Tasks to perform
[1] Reproduce the passage of the article on the Babylon Bee's Twitter suspension starting with "Seth Dillon, the" and going on through "with the requirement.".
[2] In the article on the Babylon Bee's Twitter suspension, condense the paragraph beginning "On Monday morning, Dillon shared" into one shorter sentence that keeps its main facts.

Text segment
Seth Dillon, the CEO of the Babylon Bee, a satirical Christian website, is refusing to take down a tweet that labeled Assistant Secretary for Health Rachel Levine, who is transgender, a man.
The site’s account received a suspension from Twitter for mocking USA Today’s decision to name Levine the “Woman of the Year.”
The Bee’s tweet read, “The Babylon Bee’s Man Of The Year Is Rachel Lavine.”
Dillon tweeted on Sunday, “I just received this notice that we’ve been locked out of our account for ‘hateful conduct.'”
He explained that the account could be restored “in 12 hours,” but “the countdown won’t begin until we delete the tweet that violates the Twitter Rules.”
However, Dillon signaled that the Bee is not going to comply with the requirement.
“We’re not deleting anything. Truth is not hate speech. If the cost of telling the truth is the loss of our Twitter account, then so be it,” he wrote.
We're told our account will be restored in 12 hours, but the countdown won't begin until we delete the tweet that violates the Twitter Rules. pic.twitter.com/85tdmrqJpU
— Seth Dillon (@SethDillon) March 20, 2022
On Monday morning, Dillon shared a statement Twitter gave to media outlets that read, “The account you referenced has been temporarily locked for violating our hateful conduct policy. The account owner is required to delete the violative Tweet before regaining access to their account.”

Data for analysis
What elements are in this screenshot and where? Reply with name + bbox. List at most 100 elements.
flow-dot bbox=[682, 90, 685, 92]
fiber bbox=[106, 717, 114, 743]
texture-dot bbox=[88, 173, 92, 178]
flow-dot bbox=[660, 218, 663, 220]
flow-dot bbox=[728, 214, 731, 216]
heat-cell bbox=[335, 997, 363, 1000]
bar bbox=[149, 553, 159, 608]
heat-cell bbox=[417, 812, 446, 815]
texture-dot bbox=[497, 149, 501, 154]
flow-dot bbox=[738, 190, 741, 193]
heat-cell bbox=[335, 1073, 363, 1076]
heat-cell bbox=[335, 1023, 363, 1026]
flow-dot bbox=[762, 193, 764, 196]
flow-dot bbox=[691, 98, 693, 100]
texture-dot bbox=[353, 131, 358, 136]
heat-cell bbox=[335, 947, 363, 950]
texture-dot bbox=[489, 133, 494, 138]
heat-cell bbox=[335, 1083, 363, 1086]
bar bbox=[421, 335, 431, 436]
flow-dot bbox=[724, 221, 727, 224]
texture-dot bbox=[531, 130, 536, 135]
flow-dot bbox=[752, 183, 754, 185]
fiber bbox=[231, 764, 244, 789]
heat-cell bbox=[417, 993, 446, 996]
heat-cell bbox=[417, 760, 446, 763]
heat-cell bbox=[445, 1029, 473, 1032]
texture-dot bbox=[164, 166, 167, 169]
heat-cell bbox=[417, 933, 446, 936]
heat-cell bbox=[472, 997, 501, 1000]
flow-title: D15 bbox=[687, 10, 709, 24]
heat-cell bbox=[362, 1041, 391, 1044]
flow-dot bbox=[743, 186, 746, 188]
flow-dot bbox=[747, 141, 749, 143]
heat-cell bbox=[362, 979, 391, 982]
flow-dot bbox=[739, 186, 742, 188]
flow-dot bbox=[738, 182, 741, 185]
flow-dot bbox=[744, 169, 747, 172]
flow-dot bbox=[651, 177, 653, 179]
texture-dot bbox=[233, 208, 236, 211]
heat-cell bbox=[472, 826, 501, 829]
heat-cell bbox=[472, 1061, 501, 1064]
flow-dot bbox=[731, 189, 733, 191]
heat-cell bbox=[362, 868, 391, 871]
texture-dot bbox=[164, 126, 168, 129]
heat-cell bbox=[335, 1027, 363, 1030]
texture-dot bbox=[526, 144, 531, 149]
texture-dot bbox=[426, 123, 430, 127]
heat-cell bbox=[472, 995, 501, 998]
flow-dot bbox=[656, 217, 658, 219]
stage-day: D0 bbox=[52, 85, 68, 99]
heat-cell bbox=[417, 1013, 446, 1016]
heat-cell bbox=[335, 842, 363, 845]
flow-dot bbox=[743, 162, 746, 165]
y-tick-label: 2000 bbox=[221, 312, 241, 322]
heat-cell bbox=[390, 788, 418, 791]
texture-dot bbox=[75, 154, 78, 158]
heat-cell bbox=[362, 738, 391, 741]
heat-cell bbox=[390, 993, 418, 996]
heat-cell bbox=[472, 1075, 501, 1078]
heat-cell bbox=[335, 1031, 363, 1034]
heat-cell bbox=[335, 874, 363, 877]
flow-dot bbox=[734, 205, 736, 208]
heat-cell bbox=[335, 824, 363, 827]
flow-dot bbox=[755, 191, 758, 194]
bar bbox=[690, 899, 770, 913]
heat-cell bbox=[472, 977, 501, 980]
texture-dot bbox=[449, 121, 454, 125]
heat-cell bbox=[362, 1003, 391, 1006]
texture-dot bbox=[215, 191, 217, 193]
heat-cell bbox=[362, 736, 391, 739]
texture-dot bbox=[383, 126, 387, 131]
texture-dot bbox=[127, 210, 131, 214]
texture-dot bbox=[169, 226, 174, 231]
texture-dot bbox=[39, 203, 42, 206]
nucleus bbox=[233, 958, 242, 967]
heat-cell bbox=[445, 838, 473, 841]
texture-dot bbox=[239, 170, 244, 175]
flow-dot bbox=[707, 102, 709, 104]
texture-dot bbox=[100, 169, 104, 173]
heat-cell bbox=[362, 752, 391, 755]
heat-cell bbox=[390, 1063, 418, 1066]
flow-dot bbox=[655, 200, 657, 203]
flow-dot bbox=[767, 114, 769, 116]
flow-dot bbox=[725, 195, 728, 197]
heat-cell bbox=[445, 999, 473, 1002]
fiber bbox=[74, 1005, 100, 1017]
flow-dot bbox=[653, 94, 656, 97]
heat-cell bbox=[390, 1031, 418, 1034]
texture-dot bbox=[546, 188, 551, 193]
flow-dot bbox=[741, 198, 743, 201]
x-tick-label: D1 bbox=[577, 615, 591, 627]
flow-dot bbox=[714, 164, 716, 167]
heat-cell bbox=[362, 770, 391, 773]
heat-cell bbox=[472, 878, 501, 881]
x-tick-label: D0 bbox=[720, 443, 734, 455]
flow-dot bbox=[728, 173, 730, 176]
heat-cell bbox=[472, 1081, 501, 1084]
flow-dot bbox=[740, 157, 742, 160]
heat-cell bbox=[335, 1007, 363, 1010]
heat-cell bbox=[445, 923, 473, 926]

Solutions below
[1]
Seth Dillon, the CEO of the Babylon Bee, a satirical Christian website, is refusing to take down a tweet that labeled Assistant Secretary for Health Rachel Levine, who is transgender, a man.
The site’s account received a suspension from Twitter for mocking USA Today’s decision to name Levine the “Woman of the Year.”
The Bee’s tweet read, “The Babylon Bee’s Man Of The Year Is Rachel Lavine.”
Dillon tweeted on Sunday, “I just received this notice that we’ve been locked out of our account for ‘hateful conduct.'”
He explained that the account could be restored “in 12 hours,” but “the countdown won’t begin until we delete the tweet that violates the Twitter Rules.”
However, Dillon signaled that the Bee is not going to comply with the requirement.

[2] On Monday morning, Dillon shared Twitter's statement to media outlets that the account was temporarily locked for violating the hateful conduct policy and that the owner must delete the violative Tweet to regain access.